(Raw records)
● ● ● ● ● ● ●

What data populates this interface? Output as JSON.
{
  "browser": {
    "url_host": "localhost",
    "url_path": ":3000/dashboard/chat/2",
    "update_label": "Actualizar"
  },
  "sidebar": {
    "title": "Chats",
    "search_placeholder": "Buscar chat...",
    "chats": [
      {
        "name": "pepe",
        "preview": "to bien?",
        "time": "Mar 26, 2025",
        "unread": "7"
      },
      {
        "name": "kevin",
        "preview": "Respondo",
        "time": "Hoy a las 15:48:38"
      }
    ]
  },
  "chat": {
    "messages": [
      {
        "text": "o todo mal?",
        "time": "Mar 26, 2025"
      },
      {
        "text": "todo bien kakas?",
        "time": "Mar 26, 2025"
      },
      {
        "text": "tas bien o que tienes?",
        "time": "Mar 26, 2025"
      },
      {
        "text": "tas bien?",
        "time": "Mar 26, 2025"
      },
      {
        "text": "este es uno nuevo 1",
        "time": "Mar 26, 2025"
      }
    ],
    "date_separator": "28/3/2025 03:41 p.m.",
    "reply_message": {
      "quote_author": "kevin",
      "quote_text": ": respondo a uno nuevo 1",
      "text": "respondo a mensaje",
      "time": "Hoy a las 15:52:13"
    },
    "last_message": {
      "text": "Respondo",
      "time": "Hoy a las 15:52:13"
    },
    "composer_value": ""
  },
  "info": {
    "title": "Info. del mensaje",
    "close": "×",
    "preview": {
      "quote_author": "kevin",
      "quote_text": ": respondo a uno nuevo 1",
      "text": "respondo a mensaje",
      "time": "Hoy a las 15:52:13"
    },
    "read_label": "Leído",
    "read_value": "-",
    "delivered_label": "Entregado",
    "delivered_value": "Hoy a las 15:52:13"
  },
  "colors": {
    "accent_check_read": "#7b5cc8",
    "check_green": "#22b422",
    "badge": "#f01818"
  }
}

● ● ● ● ● ● ●

Given instruction: Copy out the whole listing, exactly as written.

Exercise response:
What data populates this interface? Output as JSON.
{
  "browser": {
    "url_host": "localhost",
    "url_path": ":3000/dashboard/chat/2",
    "update_label": "Actualizar"
  },
  "sidebar": {
    "title": "Chats",
    "search_placeholder": "Buscar chat...",
    "chats": [
      {
        "name": "pepe",
        "preview": "to bien?",
        "time": "Mar 26, 2025",
        "unread": "7"
      },
      {
        "name": "kevin",
        "preview": "Respondo",
        "time": "Hoy a las 15:48:38"
      }
    ]
  },
  "chat": {
    "messages": [
      {
        "text": "o todo mal?",
        "time": "Mar 26, 2025"
      },
      {
        "text": "todo bien kakas?",
        "time": "Mar 26, 2025"
      },
      {
        "text": "tas bien o que tienes?",
        "time": "Mar 26, 2025"
      },
      {
        "text": "tas bien?",
        "time": "Mar 26, 2025"
      },
      {
        "text": "este es uno nuevo 1",
        "time": "Mar 26, 2025"
      }
    ],
    "date_separator": "28/3/2025 03:41 p.m.",
    "reply_message": {
      "quote_author": "kevin",
      "quote_text": ": respondo a uno nuevo 1",
      "text": "respondo a mensaje",
      "time": "Hoy a las 15:52:13"
    },
    "last_message": {
      "text": "Respondo",
      "time": "Hoy a las 15:52:13"
    },
    "composer_value": ""
  },
  "info": {
    "title": "Info. del mensaje",
    "close": "×",
    "preview": {
      "quote_author": "kevin",
      "quote_text": ": respondo a uno nuevo 1",
      "text": "respondo a mensaje",
      "time": "Hoy a las 15:52:13"
    },
    "read_label": "Leído",
    "read_value": "-",
    "delivered_label": "Entregado",
    "delivered_value": "Hoy a las 15:52:13"
  },
  "colors": {
    "accent_check_read": "#7b5cc8",
    "check_green": "#22b422",
    "badge": "#f01818"
  }
}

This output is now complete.